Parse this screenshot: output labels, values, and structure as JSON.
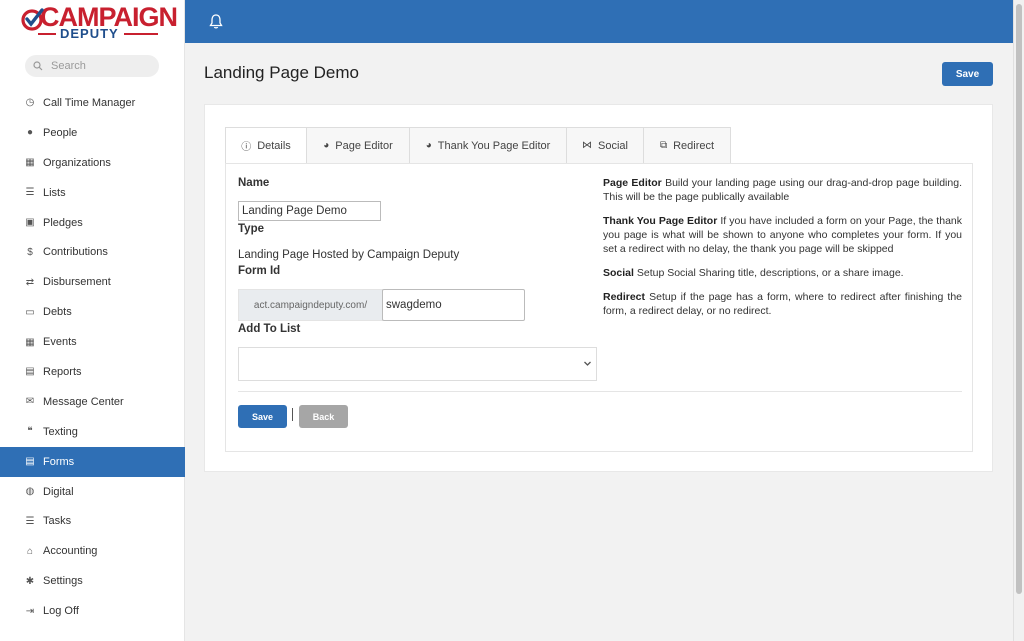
{
  "brand": {
    "main": "CAMPAIGN",
    "sub": "DEPUTY"
  },
  "search": {
    "placeholder": "Search"
  },
  "sidebar": {
    "items": [
      {
        "label": "Call Time Manager",
        "icon": "clock-icon",
        "glyph": "◷"
      },
      {
        "label": "People",
        "icon": "person-icon",
        "glyph": "●"
      },
      {
        "label": "Organizations",
        "icon": "building-icon",
        "glyph": "▦"
      },
      {
        "label": "Lists",
        "icon": "list-icon",
        "glyph": "☰"
      },
      {
        "label": "Pledges",
        "icon": "gift-icon",
        "glyph": "▣"
      },
      {
        "label": "Contributions",
        "icon": "dollar-icon",
        "glyph": "$"
      },
      {
        "label": "Disbursement",
        "icon": "exchange-icon",
        "glyph": "⇄"
      },
      {
        "label": "Debts",
        "icon": "money-icon",
        "glyph": "▭"
      },
      {
        "label": "Events",
        "icon": "calendar-icon",
        "glyph": "▦"
      },
      {
        "label": "Reports",
        "icon": "file-icon",
        "glyph": "▤"
      },
      {
        "label": "Message Center",
        "icon": "envelope-icon",
        "glyph": "✉"
      },
      {
        "label": "Texting",
        "icon": "comments-icon",
        "glyph": "❝"
      },
      {
        "label": "Forms",
        "icon": "form-icon",
        "glyph": "▤"
      },
      {
        "label": "Digital",
        "icon": "globe-icon",
        "glyph": "◍"
      },
      {
        "label": "Tasks",
        "icon": "tasks-icon",
        "glyph": "☰"
      },
      {
        "label": "Accounting",
        "icon": "bank-icon",
        "glyph": "⌂"
      },
      {
        "label": "Settings",
        "icon": "gear-icon",
        "glyph": "✱"
      },
      {
        "label": "Log Off",
        "icon": "logout-icon",
        "glyph": "⇥"
      }
    ],
    "active": "Forms"
  },
  "page": {
    "title": "Landing Page Demo",
    "save_label": "Save"
  },
  "tabs": [
    {
      "label": "Details",
      "icon": "info-icon",
      "glyph": "ⓘ"
    },
    {
      "label": "Page Editor",
      "icon": "palette-icon",
      "glyph": "◕"
    },
    {
      "label": "Thank You Page Editor",
      "icon": "palette-icon",
      "glyph": "◕"
    },
    {
      "label": "Social",
      "icon": "share-icon",
      "glyph": "⋈"
    },
    {
      "label": "Redirect",
      "icon": "external-link-icon",
      "glyph": "⧉"
    }
  ],
  "form": {
    "name_label": "Name",
    "name_value": "Landing Page Demo",
    "type_label": "Type",
    "type_value": "Landing Page Hosted by Campaign Deputy",
    "formid_label": "Form Id",
    "formid_prefix": "act.campaigndeputy.com/",
    "formid_value": "swagdemo",
    "addlist_label": "Add To List",
    "addlist_value": "",
    "save_label": "Save",
    "back_label": "Back"
  },
  "help": [
    {
      "title": "Page Editor",
      "text": "Build your landing page using our drag-and-drop page building. This will be the page publically available"
    },
    {
      "title": "Thank You Page Editor",
      "text": "If you have included a form on your Page, the thank you page is what will be shown to anyone who completes your form. If you set a redirect with no delay, the thank you page will be skipped"
    },
    {
      "title": "Social",
      "text": "Setup Social Sharing title, descriptions, or a share image."
    },
    {
      "title": "Redirect",
      "text": "Setup if the page has a form, where to redirect after finishing the form, a redirect delay, or no redirect."
    }
  ],
  "colors": {
    "primary": "#2f6fb5",
    "brand_red": "#c8202f",
    "brand_blue": "#1f4e8c",
    "back_button": "#a6a6a6"
  }
}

______________________________

_Short exercise_
Pull out all lines from the entries above in which the word "share" appears.

_Completed exercise_
      "icon": "share-icon",
      "text": "Setup Social Sharing title, descriptions, or a share image."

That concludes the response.